• [Excerpted data]
════

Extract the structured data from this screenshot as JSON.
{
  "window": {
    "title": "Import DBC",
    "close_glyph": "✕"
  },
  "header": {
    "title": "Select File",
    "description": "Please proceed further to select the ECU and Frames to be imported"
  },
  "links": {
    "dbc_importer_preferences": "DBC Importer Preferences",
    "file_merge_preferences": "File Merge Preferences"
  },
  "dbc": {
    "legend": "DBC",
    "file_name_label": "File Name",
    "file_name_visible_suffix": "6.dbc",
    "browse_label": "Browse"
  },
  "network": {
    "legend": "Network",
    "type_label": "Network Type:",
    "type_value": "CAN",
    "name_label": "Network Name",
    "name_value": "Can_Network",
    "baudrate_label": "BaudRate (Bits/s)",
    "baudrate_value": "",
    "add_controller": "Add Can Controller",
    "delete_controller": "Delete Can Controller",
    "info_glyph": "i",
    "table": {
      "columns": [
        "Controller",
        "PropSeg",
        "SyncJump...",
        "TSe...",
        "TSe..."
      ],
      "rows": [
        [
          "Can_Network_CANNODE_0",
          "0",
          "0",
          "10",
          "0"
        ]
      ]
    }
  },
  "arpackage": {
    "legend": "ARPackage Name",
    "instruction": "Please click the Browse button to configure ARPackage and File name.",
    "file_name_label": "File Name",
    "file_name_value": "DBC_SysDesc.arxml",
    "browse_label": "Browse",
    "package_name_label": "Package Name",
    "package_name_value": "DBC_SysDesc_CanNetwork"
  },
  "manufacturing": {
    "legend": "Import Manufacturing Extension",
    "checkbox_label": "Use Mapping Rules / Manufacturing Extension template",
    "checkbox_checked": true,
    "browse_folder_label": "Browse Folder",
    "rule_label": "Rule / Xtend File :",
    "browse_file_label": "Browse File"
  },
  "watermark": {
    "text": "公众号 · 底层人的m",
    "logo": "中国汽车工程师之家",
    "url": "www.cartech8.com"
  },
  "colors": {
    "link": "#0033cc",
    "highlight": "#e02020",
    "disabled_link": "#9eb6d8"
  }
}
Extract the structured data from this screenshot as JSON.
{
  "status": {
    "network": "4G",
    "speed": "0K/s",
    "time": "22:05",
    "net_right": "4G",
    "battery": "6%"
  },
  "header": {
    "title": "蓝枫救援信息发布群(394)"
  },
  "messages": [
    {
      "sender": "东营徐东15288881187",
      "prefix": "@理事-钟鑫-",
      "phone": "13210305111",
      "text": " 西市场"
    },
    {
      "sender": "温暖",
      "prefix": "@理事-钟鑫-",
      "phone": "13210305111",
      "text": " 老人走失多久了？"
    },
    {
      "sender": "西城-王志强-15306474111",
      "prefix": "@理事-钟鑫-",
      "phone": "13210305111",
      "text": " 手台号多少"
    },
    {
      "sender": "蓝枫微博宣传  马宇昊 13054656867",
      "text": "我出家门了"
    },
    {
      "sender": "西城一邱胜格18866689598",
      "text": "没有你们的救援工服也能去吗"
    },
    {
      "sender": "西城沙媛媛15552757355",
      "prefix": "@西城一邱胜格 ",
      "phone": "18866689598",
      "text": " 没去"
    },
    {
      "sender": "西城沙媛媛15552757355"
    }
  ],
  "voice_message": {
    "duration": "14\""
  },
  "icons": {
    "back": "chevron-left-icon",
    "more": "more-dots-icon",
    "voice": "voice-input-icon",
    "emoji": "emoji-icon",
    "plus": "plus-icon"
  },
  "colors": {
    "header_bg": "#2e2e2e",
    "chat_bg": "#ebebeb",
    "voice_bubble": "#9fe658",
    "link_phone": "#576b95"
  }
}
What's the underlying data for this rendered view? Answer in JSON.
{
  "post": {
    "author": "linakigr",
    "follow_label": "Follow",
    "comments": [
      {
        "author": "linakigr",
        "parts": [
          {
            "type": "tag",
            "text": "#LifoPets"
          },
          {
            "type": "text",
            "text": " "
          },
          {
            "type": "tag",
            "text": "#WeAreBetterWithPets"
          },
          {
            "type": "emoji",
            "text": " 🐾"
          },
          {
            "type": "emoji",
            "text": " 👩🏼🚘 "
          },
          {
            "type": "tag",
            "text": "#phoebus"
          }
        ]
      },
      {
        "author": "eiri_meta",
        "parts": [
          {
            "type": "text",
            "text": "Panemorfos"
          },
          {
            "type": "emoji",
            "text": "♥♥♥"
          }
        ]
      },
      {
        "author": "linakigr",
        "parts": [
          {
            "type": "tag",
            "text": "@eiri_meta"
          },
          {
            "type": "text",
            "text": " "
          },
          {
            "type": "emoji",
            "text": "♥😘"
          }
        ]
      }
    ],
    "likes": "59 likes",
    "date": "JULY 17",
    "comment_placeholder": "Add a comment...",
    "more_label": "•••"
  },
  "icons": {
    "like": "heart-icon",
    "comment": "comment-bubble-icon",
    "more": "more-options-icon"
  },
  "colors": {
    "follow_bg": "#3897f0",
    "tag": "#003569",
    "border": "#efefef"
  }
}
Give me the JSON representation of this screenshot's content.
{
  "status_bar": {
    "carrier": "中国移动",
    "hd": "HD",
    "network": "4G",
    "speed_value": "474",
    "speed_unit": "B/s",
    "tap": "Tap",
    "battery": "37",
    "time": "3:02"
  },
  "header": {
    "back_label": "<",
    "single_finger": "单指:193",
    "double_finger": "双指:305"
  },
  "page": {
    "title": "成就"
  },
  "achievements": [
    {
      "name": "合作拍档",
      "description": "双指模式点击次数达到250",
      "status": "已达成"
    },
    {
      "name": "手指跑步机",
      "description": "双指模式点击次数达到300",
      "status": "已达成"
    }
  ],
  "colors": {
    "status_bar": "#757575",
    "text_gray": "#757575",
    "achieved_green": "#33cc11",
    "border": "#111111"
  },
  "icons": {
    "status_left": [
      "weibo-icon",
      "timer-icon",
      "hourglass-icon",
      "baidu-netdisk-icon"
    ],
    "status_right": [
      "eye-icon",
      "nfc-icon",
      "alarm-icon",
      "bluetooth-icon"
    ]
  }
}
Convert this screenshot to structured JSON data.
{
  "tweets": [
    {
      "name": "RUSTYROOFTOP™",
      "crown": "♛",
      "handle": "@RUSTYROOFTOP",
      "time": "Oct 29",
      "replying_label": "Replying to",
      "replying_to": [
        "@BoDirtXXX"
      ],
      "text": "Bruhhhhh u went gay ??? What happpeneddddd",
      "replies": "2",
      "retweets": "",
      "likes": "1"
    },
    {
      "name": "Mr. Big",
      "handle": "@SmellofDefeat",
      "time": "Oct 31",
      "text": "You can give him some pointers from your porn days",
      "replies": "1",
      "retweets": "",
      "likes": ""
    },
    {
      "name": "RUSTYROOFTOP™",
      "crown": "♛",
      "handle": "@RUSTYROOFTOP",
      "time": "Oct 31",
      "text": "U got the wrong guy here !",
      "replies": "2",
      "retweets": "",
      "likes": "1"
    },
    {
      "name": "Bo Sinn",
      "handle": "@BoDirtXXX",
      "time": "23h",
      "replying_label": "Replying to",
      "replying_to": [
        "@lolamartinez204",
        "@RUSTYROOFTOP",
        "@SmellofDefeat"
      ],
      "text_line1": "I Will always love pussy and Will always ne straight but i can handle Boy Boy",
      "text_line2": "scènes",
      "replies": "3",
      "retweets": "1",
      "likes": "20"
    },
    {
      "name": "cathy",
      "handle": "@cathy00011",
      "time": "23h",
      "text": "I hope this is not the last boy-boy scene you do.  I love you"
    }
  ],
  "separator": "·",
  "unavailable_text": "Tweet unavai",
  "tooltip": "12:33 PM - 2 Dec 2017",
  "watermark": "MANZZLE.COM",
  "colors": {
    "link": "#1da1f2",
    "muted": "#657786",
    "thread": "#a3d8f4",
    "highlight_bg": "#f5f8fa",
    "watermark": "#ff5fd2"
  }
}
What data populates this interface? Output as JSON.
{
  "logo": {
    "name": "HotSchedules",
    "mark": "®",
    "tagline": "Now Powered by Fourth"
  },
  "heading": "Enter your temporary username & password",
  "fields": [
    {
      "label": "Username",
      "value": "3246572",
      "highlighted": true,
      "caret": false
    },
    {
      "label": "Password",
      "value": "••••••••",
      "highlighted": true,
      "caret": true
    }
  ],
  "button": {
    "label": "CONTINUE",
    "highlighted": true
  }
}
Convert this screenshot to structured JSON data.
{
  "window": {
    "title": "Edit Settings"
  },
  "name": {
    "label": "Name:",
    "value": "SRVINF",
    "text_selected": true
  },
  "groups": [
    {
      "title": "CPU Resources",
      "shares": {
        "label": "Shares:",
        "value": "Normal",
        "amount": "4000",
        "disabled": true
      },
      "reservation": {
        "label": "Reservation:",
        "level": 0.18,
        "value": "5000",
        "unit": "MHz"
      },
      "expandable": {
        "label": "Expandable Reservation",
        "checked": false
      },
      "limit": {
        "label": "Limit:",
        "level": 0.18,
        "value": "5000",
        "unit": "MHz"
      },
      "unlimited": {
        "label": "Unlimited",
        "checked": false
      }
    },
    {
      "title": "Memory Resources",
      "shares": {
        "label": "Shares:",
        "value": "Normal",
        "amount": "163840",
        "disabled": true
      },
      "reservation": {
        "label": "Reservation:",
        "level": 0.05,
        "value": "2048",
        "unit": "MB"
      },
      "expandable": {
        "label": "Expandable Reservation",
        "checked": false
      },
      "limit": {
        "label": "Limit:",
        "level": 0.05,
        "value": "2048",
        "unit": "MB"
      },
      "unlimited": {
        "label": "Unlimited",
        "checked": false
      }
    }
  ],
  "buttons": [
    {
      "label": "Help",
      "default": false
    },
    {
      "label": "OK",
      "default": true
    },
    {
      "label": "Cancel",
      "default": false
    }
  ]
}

════

• [Do this] Every line that holds the word "your" should be extracted.

• [Expected output]
      "text": "You can give him some pointers from your porn days",
  "heading": "Enter your temporary username & password",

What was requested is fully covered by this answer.